### Work to complete
Tally the lines holding "Область" and state only that figure.

Items from a dataset:

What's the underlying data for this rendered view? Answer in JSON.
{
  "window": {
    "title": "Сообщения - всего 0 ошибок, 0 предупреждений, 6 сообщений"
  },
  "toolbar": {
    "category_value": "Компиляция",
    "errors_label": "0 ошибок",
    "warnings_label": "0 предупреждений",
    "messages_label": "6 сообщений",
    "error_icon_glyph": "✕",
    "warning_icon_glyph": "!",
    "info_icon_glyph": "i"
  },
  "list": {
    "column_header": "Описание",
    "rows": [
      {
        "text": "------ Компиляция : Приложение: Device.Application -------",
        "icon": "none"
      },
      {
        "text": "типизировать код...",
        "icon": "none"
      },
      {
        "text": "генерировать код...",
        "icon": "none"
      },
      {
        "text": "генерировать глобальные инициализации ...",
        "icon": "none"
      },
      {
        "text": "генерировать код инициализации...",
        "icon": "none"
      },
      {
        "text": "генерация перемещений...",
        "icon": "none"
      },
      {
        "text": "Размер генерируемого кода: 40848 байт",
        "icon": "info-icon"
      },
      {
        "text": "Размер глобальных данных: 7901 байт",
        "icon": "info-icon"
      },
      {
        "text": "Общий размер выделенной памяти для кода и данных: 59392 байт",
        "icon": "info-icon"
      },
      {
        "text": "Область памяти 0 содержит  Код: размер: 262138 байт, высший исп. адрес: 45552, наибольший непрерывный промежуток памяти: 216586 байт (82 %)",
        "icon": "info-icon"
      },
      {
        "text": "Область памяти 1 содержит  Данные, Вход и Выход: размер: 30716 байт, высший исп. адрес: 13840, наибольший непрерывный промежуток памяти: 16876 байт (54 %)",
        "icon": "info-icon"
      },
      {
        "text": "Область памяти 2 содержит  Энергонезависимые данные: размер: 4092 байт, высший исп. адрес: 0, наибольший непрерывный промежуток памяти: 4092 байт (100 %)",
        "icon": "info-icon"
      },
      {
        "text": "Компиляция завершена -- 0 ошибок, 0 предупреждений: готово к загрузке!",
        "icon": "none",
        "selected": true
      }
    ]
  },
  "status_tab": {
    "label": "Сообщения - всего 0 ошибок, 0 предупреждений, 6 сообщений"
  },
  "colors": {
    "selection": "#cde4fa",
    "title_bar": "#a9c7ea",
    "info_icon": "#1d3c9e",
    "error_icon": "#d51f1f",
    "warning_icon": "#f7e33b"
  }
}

### Written reply
3